╭─ STORED DATA

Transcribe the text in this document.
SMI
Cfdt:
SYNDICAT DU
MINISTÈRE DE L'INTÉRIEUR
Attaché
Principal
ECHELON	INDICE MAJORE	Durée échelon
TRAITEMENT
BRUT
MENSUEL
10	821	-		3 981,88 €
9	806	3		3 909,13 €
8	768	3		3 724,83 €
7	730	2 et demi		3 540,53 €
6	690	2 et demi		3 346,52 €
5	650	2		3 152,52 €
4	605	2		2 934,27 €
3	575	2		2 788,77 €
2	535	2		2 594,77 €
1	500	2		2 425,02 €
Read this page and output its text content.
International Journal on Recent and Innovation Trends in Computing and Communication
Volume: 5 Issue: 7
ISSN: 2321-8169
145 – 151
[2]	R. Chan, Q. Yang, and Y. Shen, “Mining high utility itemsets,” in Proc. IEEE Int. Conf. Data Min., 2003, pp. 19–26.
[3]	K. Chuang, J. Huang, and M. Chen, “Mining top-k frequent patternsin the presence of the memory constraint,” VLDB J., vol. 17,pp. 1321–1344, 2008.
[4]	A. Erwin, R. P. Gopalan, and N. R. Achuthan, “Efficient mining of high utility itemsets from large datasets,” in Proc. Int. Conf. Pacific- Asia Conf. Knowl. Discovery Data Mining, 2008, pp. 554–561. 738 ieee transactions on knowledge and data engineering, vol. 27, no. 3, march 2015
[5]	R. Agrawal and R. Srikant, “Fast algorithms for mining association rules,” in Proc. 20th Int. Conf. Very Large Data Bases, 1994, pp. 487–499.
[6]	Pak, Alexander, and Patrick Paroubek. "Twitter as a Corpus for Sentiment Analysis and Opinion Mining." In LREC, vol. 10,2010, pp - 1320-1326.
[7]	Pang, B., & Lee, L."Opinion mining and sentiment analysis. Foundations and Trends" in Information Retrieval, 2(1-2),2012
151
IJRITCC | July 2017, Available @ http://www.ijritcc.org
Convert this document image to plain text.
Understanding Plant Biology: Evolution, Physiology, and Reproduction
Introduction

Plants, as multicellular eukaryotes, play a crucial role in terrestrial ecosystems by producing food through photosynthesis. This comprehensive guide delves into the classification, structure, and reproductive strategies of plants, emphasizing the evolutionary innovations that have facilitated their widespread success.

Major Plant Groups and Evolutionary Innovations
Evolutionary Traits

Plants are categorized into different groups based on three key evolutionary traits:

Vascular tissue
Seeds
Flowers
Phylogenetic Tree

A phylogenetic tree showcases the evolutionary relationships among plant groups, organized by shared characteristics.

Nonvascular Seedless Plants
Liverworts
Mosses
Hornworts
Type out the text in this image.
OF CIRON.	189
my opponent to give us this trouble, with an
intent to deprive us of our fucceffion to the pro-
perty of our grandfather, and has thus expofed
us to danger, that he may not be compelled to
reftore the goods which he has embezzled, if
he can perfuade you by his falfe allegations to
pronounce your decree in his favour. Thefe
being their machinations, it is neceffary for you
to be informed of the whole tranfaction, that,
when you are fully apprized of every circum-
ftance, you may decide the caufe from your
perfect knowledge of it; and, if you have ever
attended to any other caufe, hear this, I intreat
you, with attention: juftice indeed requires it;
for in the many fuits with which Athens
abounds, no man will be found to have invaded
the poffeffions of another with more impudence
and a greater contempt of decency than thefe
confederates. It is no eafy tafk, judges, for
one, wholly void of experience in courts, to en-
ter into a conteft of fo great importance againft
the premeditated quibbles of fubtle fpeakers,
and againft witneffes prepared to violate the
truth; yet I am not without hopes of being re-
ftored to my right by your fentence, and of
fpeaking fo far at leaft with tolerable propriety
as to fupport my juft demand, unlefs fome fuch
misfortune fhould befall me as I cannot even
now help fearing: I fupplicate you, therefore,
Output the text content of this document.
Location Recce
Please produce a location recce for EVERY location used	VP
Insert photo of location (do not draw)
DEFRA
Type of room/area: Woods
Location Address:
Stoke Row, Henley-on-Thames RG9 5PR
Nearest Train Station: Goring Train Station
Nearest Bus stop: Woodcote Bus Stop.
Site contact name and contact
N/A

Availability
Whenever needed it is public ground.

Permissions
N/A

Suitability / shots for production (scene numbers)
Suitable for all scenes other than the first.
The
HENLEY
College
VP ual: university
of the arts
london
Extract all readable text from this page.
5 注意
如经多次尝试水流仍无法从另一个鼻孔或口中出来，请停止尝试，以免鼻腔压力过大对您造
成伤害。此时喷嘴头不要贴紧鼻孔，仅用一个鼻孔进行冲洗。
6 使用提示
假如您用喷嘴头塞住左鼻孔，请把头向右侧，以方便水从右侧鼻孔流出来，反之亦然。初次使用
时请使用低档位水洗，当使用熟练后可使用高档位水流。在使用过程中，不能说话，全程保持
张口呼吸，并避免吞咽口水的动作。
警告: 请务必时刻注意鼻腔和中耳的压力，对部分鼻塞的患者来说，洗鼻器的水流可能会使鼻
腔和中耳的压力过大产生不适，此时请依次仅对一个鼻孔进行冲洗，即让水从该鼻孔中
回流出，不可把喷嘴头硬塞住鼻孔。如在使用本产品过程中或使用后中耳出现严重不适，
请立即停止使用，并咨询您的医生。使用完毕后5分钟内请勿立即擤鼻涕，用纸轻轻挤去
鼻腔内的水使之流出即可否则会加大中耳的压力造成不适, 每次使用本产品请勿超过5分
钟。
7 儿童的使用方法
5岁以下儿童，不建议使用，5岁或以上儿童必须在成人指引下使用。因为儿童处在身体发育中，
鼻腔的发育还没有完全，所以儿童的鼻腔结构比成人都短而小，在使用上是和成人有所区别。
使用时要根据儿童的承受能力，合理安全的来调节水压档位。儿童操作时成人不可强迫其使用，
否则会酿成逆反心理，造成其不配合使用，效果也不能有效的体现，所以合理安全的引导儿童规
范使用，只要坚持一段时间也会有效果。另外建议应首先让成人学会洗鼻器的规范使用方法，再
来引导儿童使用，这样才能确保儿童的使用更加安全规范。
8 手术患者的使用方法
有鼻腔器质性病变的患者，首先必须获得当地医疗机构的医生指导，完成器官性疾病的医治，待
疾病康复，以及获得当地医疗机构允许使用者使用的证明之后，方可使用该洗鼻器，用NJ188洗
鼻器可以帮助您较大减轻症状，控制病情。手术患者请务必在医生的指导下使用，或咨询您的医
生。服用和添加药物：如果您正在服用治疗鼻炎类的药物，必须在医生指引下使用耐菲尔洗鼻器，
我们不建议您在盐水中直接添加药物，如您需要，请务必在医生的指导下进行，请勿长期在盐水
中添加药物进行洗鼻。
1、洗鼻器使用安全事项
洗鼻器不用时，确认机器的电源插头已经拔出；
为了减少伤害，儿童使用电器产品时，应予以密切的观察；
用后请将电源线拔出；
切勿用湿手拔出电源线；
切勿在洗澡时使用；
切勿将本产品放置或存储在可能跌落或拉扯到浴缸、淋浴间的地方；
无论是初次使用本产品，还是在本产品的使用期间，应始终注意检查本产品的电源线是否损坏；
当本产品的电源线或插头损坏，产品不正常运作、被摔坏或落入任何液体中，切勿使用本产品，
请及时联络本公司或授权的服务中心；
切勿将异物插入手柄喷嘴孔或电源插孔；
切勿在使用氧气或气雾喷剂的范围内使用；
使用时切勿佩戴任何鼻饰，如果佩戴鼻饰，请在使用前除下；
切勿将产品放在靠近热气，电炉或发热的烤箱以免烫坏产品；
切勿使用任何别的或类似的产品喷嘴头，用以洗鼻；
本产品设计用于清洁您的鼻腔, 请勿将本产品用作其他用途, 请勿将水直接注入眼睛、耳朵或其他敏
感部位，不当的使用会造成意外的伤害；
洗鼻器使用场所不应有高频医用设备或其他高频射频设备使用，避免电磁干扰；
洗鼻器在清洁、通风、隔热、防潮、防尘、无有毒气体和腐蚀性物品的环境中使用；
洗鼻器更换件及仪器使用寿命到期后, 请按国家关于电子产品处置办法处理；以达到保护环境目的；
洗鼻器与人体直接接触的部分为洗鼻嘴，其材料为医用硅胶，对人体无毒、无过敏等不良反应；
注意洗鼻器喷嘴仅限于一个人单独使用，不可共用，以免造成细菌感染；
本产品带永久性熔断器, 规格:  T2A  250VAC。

╰─

Write out only the final block of lines, starting at the line with "Extract all readable text from this page." and running to the end of the material.

- **RESPONSE TO THIS EXERCISE**:
Extract all readable text from this page.
5 注意
如经多次尝试水流仍无法从另一个鼻孔或口中出来，请停止尝试，以免鼻腔压力过大对您造
成伤害。此时喷嘴头不要贴紧鼻孔，仅用一个鼻孔进行冲洗。
6 使用提示
假如您用喷嘴头塞住左鼻孔，请把头向右侧，以方便水从右侧鼻孔流出来，反之亦然。初次使用
时请使用低档位水洗，当使用熟练后可使用高档位水流。在使用过程中，不能说话，全程保持
张口呼吸，并避免吞咽口水的动作。
警告: 请务必时刻注意鼻腔和中耳的压力，对部分鼻塞的患者来说，洗鼻器的水流可能会使鼻
腔和中耳的压力过大产生不适，此时请依次仅对一个鼻孔进行冲洗，即让水从该鼻孔中
回流出，不可把喷嘴头硬塞住鼻孔。如在使用本产品过程中或使用后中耳出现严重不适，
请立即停止使用，并咨询您的医生。使用完毕后5分钟内请勿立即擤鼻涕，用纸轻轻挤去
鼻腔内的水使之流出即可否则会加大中耳的压力造成不适, 每次使用本产品请勿超过5分
钟。
7 儿童的使用方法
5岁以下儿童，不建议使用，5岁或以上儿童必须在成人指引下使用。因为儿童处在身体发育中，
鼻腔的发育还没有完全，所以儿童的鼻腔结构比成人都短而小，在使用上是和成人有所区别。
使用时要根据儿童的承受能力，合理安全的来调节水压档位。儿童操作时成人不可强迫其使用，
否则会酿成逆反心理，造成其不配合使用，效果也不能有效的体现，所以合理安全的引导儿童规
范使用，只要坚持一段时间也会有效果。另外建议应首先让成人学会洗鼻器的规范使用方法，再
来引导儿童使用，这样才能确保儿童的使用更加安全规范。
8 手术患者的使用方法
有鼻腔器质性病变的患者，首先必须获得当地医疗机构的医生指导，完成器官性疾病的医治，待
疾病康复，以及获得当地医疗机构允许使用者使用的证明之后，方可使用该洗鼻器，用NJ188洗
鼻器可以帮助您较大减轻症状，控制病情。手术患者请务必在医生的指导下使用，或咨询您的医
生。服用和添加药物：如果您正在服用治疗鼻炎类的药物，必须在医生指引下使用耐菲尔洗鼻器，
我们不建议您在盐水中直接添加药物，如您需要，请务必在医生的指导下进行，请勿长期在盐水
中添加药物进行洗鼻。
1、洗鼻器使用安全事项
洗鼻器不用时，确认机器的电源插头已经拔出；
为了减少伤害，儿童使用电器产品时，应予以密切的观察；
用后请将电源线拔出；
切勿用湿手拔出电源线；
切勿在洗澡时使用；
切勿将本产品放置或存储在可能跌落或拉扯到浴缸、淋浴间的地方；
无论是初次使用本产品，还是在本产品的使用期间，应始终注意检查本产品的电源线是否损坏；
当本产品的电源线或插头损坏，产品不正常运作、被摔坏或落入任何液体中，切勿使用本产品，
请及时联络本公司或授权的服务中心；
切勿将异物插入手柄喷嘴孔或电源插孔；
切勿在使用氧气或气雾喷剂的范围内使用；
使用时切勿佩戴任何鼻饰，如果佩戴鼻饰，请在使用前除下；
切勿将产品放在靠近热气，电炉或发热的烤箱以免烫坏产品；
切勿使用任何别的或类似的产品喷嘴头，用以洗鼻；
本产品设计用于清洁您的鼻腔, 请勿将本产品用作其他用途, 请勿将水直接注入眼睛、耳朵或其他敏
感部位，不当的使用会造成意外的伤害；
洗鼻器使用场所不应有高频医用设备或其他高频射频设备使用，避免电磁干扰；
洗鼻器在清洁、通风、隔热、防潮、防尘、无有毒气体和腐蚀性物品的环境中使用；
洗鼻器更换件及仪器使用寿命到期后, 请按国家关于电子产品处置办法处理；以达到保护环境目的；
洗鼻器与人体直接接触的部分为洗鼻嘴，其材料为医用硅胶，对人体无毒、无过敏等不良反应；
注意洗鼻器喷嘴仅限于一个人单独使用，不可共用，以免造成细菌感染；
本产品带永久性熔断器, 规格:  T2A  250VAC。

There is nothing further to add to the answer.